[Saved entries]
○ ○ ○ ○

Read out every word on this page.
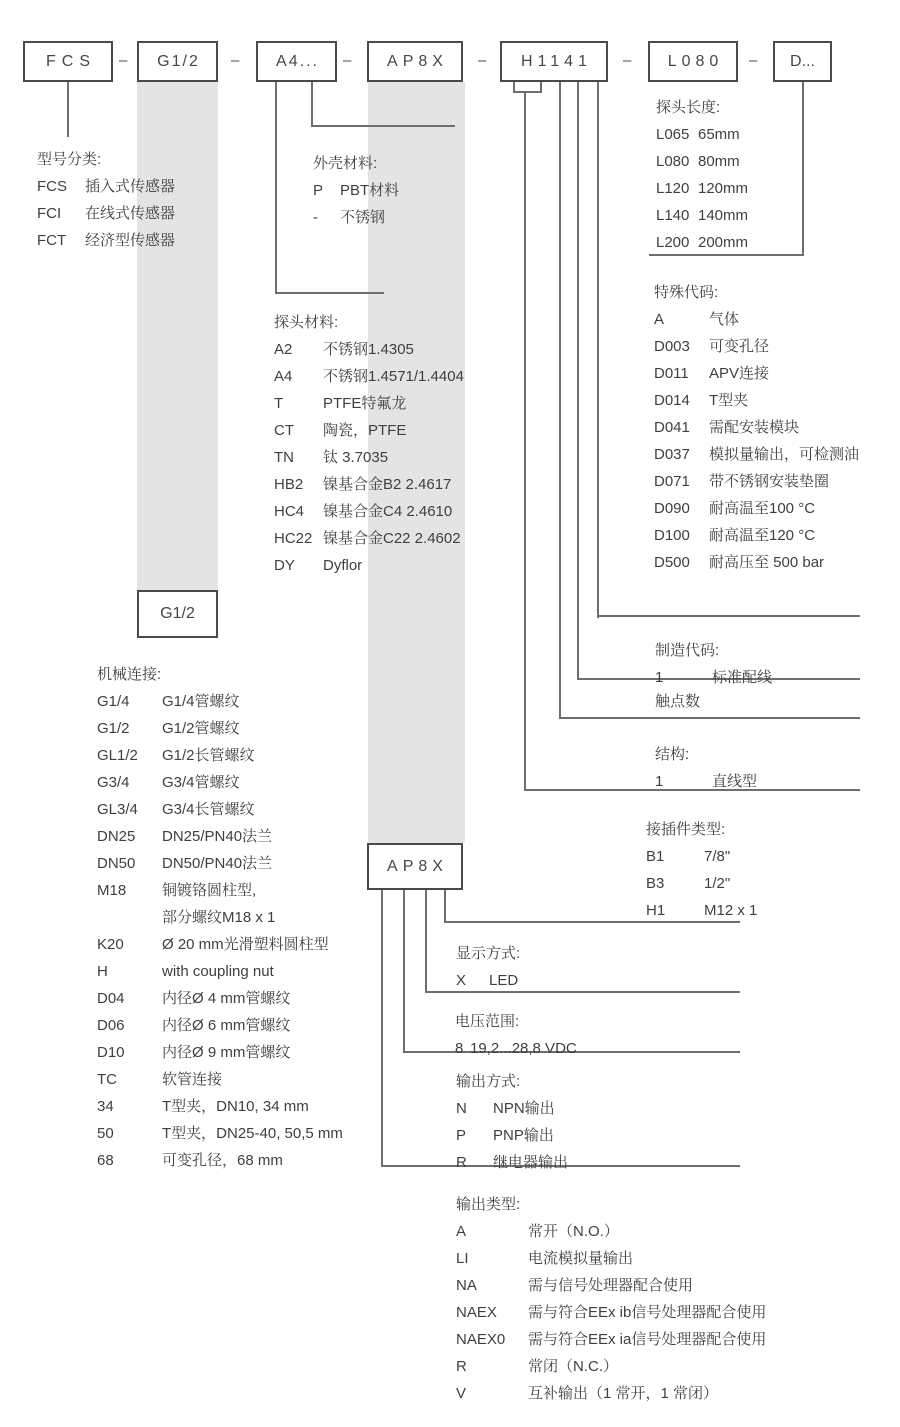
FCS	–	G1/2	–	A4...	–	AP8X	–	H1141	–	L080	–	D...
G1/2
AP8X
型号分类:
FCS	插入式传感器
FCI	在线式传感器
FCT	经济型传感器
外壳材料:
P	PBT材料
-	不锈钢
探头材料:
A2	不锈钢1.4305
A4	不锈钢1.4571/1.4404
T	PTFE特氟龙
CT	陶瓷，PTFE
TN	钛 3.7035
HB2	镍基合金B2 2.4617
HC4	镍基合金C4 2.4610
HC22 镍基合金C22 2.4602
DY	Dyflor
探头长度:
L065 65mm
L080 80mm
L120 120mm
L140 140mm
L200 200mm
特殊代码:
A	气体
D003	可变孔径
D011	APV连接
D014	T型夹
D041	需配安装模块
D037	模拟量输出，可检测油
D071	带不锈钢安装垫圈
D090	耐高温至100 °C
D100	耐高温至120 °C
D500	耐高压至 500 bar
制造代码:
1	标准配线
触点数
结构:
1	直线型
接插件类型:
B1	7/8"
B3	1/2"
H1	M12 x 1
机械连接:
G1/4	G1/4管螺纹
G1/2	G1/2管螺纹
GL1/2	G1/2长管螺纹
G3/4	G3/4管螺纹
GL3/4	G3/4长管螺纹
DN25	DN25/PN40法兰
DN50	DN50/PN40法兰
M18	铜镀铬圆柱型,
部分螺纹M18 x 1
K20	Ø 20 mm光滑塑料圆柱型
H	with coupling nut
D04	内径Ø 4 mm管螺纹
D06	内径Ø 6 mm管螺纹
D10	内径Ø 9 mm管螺纹
TC	软管连接
34	T型夹，DN10, 34 mm
50	T型夹，DN25-40, 50,5 mm
68	可变孔径，68 mm
显示方式:
X	LED
电压范围:
8 19,2...28,8 VDC
输出方式:
N	NPN输出
P	PNP输出
R	继电器输出
输出类型:
A	常开（N.O.）
LI	电流模拟量输出
NA	需与信号处理器配合使用
NAEX	需与符合EEx ib信号处理器配合使用
NAEX0	需与符合EEx ia信号处理器配合使用
R	常闭（N.C.）
V	互补输出（1 常开，1 常闭）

○ ○ ○ ○

Print the complete listing exactly, apart from any pictures.

Read out every word on this page.
FCS	–	G1/2	–	A4...	–	AP8X	–	H1141	–	L080	–	D...
G1/2
AP8X
型号分类:
FCS	插入式传感器
FCI	在线式传感器
FCT	经济型传感器
外壳材料:
P	PBT材料
-	不锈钢
探头材料:
A2	不锈钢1.4305
A4	不锈钢1.4571/1.4404
T	PTFE特氟龙
CT	陶瓷，PTFE
TN	钛 3.7035
HB2	镍基合金B2 2.4617
HC4	镍基合金C4 2.4610
HC22 镍基合金C22 2.4602
DY	Dyflor
探头长度:
L065 65mm
L080 80mm
L120 120mm
L140 140mm
L200 200mm
特殊代码:
A	气体
D003	可变孔径
D011	APV连接
D014	T型夹
D041	需配安装模块
D037	模拟量输出，可检测油
D071	带不锈钢安装垫圈
D090	耐高温至100 °C
D100	耐高温至120 °C
D500	耐高压至 500 bar
制造代码:
1	标准配线
触点数
结构:
1	直线型
接插件类型:
B1	7/8"
B3	1/2"
H1	M12 x 1
机械连接:
G1/4	G1/4管螺纹
G1/2	G1/2管螺纹
GL1/2	G1/2长管螺纹
G3/4	G3/4管螺纹
GL3/4	G3/4长管螺纹
DN25	DN25/PN40法兰
DN50	DN50/PN40法兰
M18	铜镀铬圆柱型,
部分螺纹M18 x 1
K20	Ø 20 mm光滑塑料圆柱型
H	with coupling nut
D04	内径Ø 4 mm管螺纹
D06	内径Ø 6 mm管螺纹
D10	内径Ø 9 mm管螺纹
TC	软管连接
34	T型夹，DN10, 34 mm
50	T型夹，DN25-40, 50,5 mm
68	可变孔径，68 mm
显示方式:
X	LED
电压范围:
8 19,2...28,8 VDC
输出方式:
N	NPN输出
P	PNP输出
R	继电器输出
输出类型:
A	常开（N.O.）
LI	电流模拟量输出
NA	需与信号处理器配合使用
NAEX	需与符合EEx ib信号处理器配合使用
NAEX0	需与符合EEx ia信号处理器配合使用
R	常闭（N.C.）
V	互补输出（1 常开，1 常闭）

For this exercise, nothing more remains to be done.